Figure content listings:
>>>>>

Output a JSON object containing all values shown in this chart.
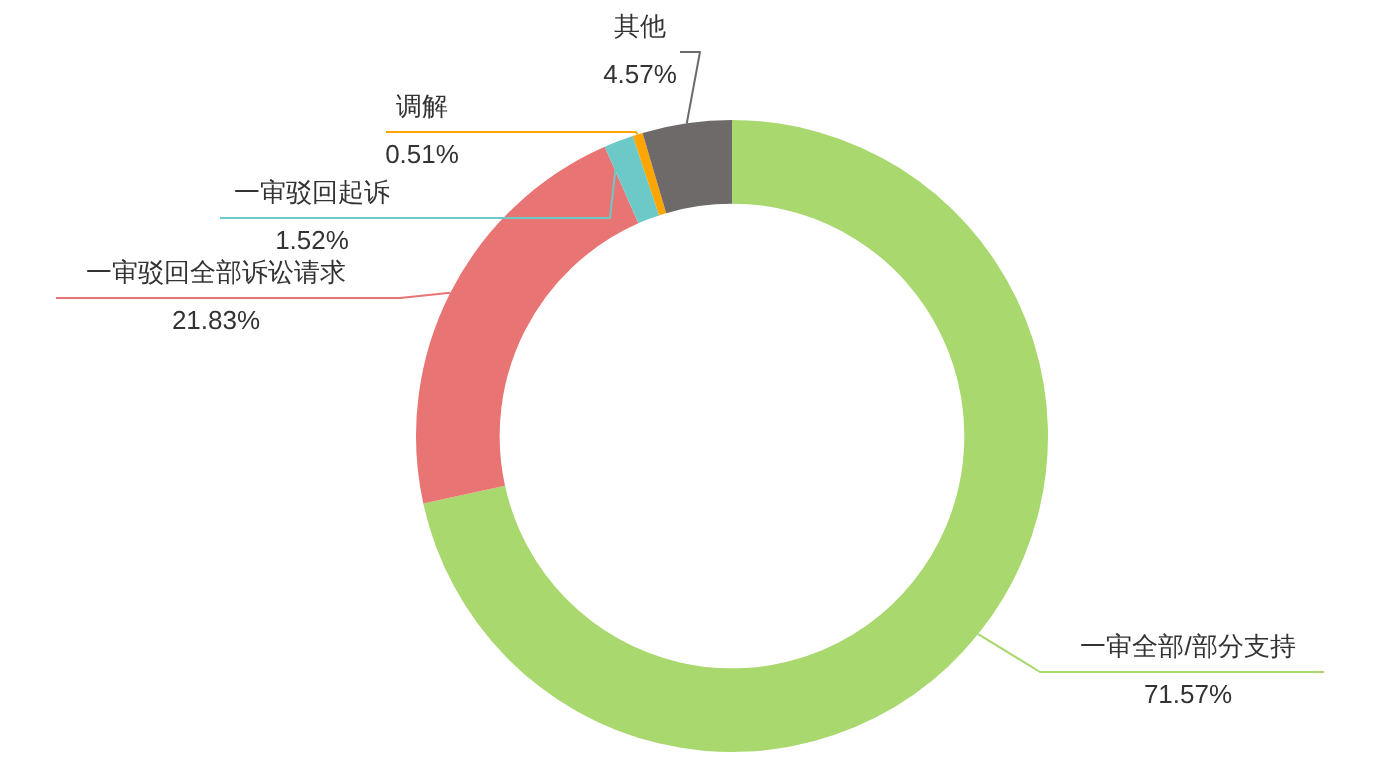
{
  "chart_data": {
    "type": "donut",
    "categories": [
      "一审全部/部分支持",
      "一审驳回全部诉讼请求",
      "一审驳回起诉",
      "调解",
      "其他"
    ],
    "values": [
      71.57,
      21.83,
      1.52,
      0.51,
      4.57
    ],
    "value_labels": [
      "71.57%",
      "21.83%",
      "1.52%",
      "0.51%",
      "4.57%"
    ],
    "colors": [
      "#a9d86e",
      "#e87573",
      "#6cc9c8",
      "#ffa500",
      "#6e6a6a"
    ],
    "legend": false
  }
}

<<<<<

OBJECTIVE :: Copy out every line that includes the word "values".

RESULT OF THE TASK ::
Output a JSON object containing all values shown in this chart.
    "values": [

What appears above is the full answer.